■ **What you are asked to do**:
Set out every line bearing the string "content".

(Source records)

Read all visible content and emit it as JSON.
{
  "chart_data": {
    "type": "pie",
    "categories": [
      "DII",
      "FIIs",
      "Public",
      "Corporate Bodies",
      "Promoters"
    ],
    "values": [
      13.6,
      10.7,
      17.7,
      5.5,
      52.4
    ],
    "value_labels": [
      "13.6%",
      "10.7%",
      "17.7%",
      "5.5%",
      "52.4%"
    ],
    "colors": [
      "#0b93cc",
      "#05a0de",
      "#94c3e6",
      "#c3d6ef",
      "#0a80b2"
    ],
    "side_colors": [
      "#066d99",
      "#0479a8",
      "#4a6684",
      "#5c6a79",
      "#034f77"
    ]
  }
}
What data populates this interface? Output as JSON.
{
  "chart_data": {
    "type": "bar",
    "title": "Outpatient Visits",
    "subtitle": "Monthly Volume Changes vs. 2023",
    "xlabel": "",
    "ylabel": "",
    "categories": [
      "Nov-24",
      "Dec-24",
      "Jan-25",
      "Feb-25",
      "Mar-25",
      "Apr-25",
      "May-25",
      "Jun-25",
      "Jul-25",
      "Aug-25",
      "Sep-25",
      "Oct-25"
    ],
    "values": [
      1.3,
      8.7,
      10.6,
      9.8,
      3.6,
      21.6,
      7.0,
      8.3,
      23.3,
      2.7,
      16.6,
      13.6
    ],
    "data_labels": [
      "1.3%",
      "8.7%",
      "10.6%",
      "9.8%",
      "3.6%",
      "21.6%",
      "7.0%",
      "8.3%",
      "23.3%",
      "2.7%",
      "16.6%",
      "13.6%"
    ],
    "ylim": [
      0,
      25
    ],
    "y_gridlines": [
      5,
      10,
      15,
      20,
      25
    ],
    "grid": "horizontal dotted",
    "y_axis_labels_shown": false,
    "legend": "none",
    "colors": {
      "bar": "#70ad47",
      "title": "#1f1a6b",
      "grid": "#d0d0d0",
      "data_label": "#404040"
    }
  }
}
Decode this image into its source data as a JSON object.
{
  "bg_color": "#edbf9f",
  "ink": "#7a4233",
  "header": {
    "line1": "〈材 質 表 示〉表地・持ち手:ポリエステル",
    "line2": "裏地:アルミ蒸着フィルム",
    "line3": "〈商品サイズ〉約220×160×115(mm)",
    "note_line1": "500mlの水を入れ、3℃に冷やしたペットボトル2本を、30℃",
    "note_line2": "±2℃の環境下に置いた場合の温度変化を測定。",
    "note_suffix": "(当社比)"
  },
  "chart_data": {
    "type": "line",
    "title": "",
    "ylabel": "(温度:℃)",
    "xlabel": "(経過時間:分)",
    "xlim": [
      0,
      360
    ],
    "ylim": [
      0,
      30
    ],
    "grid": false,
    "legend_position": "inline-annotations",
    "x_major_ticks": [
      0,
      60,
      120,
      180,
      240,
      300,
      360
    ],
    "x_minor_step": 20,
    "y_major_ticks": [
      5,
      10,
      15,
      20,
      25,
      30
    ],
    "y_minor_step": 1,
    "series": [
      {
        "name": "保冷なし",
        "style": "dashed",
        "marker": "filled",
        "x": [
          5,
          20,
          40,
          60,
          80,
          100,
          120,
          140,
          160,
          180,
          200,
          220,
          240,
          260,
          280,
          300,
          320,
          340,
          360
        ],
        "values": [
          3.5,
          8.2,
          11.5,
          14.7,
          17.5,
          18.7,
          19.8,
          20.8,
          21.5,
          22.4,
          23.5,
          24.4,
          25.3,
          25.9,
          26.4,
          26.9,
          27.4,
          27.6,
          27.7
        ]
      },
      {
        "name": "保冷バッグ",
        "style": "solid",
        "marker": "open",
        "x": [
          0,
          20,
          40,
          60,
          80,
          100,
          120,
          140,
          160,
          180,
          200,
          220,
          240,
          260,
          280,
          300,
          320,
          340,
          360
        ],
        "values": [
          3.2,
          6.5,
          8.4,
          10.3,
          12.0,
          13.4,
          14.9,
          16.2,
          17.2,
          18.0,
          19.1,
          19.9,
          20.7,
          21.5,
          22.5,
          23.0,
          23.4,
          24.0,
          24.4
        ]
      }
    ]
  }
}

---

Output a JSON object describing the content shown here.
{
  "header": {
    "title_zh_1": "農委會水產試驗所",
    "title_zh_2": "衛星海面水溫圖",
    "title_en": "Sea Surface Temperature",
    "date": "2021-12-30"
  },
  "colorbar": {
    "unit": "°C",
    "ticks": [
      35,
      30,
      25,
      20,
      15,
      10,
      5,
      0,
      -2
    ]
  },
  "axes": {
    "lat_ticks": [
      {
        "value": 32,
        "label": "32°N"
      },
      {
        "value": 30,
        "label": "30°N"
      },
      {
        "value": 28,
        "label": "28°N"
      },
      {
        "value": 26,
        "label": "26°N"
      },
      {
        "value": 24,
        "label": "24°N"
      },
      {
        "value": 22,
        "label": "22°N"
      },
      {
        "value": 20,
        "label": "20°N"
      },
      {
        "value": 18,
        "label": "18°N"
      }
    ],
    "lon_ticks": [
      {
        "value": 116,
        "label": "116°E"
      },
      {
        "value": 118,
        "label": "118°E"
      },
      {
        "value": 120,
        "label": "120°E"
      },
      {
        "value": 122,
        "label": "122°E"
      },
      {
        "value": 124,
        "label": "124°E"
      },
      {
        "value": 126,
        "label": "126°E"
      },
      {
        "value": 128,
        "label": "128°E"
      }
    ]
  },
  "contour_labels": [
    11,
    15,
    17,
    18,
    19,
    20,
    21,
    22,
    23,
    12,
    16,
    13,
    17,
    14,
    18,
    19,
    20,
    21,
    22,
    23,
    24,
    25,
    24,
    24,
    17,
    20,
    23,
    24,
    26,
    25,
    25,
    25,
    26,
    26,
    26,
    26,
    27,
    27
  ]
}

■ **Result of the task**:
Read all visible content and emit it as JSON.
Output a JSON object describing the content shown here.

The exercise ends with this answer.